== Texto extraído ==
Cómo ser una mamá (o un papá) cruasán



Hace un par de semanas me compré Cómo ser una mamá crusán, algo así como un best seller (mundial, dice la editorial) de autoayuda, de Pamela Druckerman. Lo empecé a ojear en la librería y, aunque me pareció que se refería a una etapa que yo ya he pasado, me apeteció leerlo.

Lo he terminado hace unos minutos. Me ha gustado mucho. Y no se refiere (solo) a una etapa que yo ya haya pasado.

Se trata, en resumen, de una comparación que hace la autora, una periodista estadounidense afincada en París, donde tiene a sus hijos, entre el modelo de paternidad de sus compatriotas y el que ve a su alrededor, entre los franceses. Comparación que surge cuando se da cuenta (o eso dice) de que los niños franceses van a los restaurantes de mayores, comen de todo, no se enrabientan, son capaces de jugar solos, hablan y escuchan a los adultos, etc.; y que las madres galas no irradian esa célebre combinación de fatiga, preocupación y nervios a flor de piel de sus homólogas norteamericanas. Y de ahí en adelante.

Es, por supuesto, una generalización, y además una generalización referida a un perfil bastante concreto de familia (clase media alta, con ambos padres con estudios y buenos trabajos). Pero, con independencia de que refleje bien la realidad que pretende describir o por el contrario sea una invención a su medida, el contenido, los consejos que da, me han parecido muy aprovechables.

Casi iba a escribir que es una defensa de la sensatez. Pero como sensatez cada uno tiene una, mejor les cuento lo que más me ha llamado la atención.

En general, el libro es una crítica al overparenting: el exceso de celo en la crianza de los hijos. ¿Qué significa eso? Como lo del exceso es bastante subjetivo, yo diría (y no sé si aclaro gran cosa) que lo que critica es la obsesión, el convertir la ocupación en constante preocupación.

El niño debe entender desde su más tierna infancia que no está solo en el mundo, ni es su amo: el niño tiene su propio ritmo, pero los padres y el resto de la familia también; el niño (incluso el bebé, dentro de un orden (todo esto es dentro de un orden)) debe saber esperar.

No admite la renuncia a la vida marital y al atractivo físico que a menudo conlleva la paternidad; y mucho menos el verlo casi como una prueba de rectitud moral.
===
• Tarea asignada:
Transcribe sin cambios el fragmento de la reseña que comienza en las palabras "El niño debe" y termina después de "debe saber esperar.".
== Material proporcionado ==
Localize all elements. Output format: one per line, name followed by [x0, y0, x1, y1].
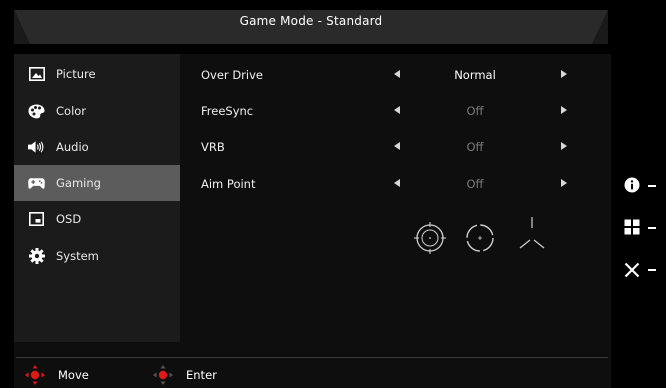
sidebar-item-label: Color [56, 104, 87, 118]
freesync-left-arrow[interactable] [394, 106, 400, 114]
header-bar [14, 10, 608, 44]
aim-point-right-arrow[interactable] [561, 179, 567, 187]
setting-label-vrb: VRB [201, 140, 225, 154]
vrb-right-arrow[interactable] [561, 142, 567, 150]
freesync-right-arrow[interactable] [561, 106, 567, 114]
vrb-left-arrow[interactable] [394, 142, 400, 150]
aim-point-value[interactable]: Off [425, 177, 525, 191]
close-icon[interactable] [624, 262, 640, 278]
over-drive-right-arrow[interactable] [561, 70, 567, 78]
footer-enter-label: Enter [186, 368, 217, 382]
close-key-dash [648, 269, 656, 271]
speaker-icon [28, 139, 45, 156]
palette-icon [28, 103, 45, 120]
info-key-dash [648, 185, 656, 187]
sidebar-item-gaming[interactable]: Gaming [14, 165, 180, 201]
over-drive-left-arrow[interactable] [394, 70, 400, 78]
freesync-value[interactable]: Off [425, 104, 525, 118]
setting-label-aim-point: Aim Point [201, 177, 256, 191]
setting-label-over-drive: Over Drive [201, 68, 263, 82]
gamepad-icon [28, 175, 45, 192]
sidebar-item-audio[interactable]: Audio [14, 129, 180, 165]
osd-menu: Game Mode - Standard Picture Color Audio… [0, 0, 622, 388]
picture-icon [28, 66, 45, 83]
setting-label-freesync: FreeSync [201, 104, 254, 118]
input-icon[interactable] [624, 219, 640, 235]
crosshair-lines-icon[interactable] [514, 215, 550, 255]
vrb-value[interactable]: Off [425, 140, 525, 154]
osd-window-icon [28, 211, 45, 228]
sidebar-item-label: Picture [56, 67, 96, 81]
crosshair-circle-icon[interactable] [412, 220, 448, 256]
footer-move-label: Move [58, 368, 89, 382]
gear-icon [28, 248, 45, 265]
joystick-move-icon [25, 365, 45, 385]
over-drive-value[interactable]: Normal [425, 68, 525, 82]
joystick-enter-icon [153, 365, 173, 385]
sidebar-item-label: Gaming [56, 176, 101, 190]
page-title: Game Mode - Standard [239, 14, 383, 28]
input-key-dash [648, 227, 656, 229]
crosshair-dashed-circle-icon[interactable] [462, 220, 498, 256]
sidebar-item-picture[interactable]: Picture [14, 56, 180, 92]
footer-divider [16, 357, 608, 358]
sidebar-item-label: Audio [56, 140, 89, 154]
sidebar-item-color[interactable]: Color [14, 93, 180, 129]
aim-point-left-arrow[interactable] [394, 179, 400, 187]
sidebar-item-osd[interactable]: OSD [14, 201, 180, 237]
info-icon[interactable] [624, 177, 640, 193]
sidebar-item-system[interactable]: System [14, 238, 180, 274]
sidebar-item-label: OSD [56, 212, 82, 226]
sidebar-item-label: System [56, 249, 99, 263]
===
• Respuesta completa:
El niño debe entender desde su más tierna infancia que no está solo en el mundo, ni es su amo: el niño tiene su propio ritmo, pero los padres y el resto de la familia también; el niño (incluso el bebé, dentro de un orden (todo esto es dentro de un orden)) debe saber esperar.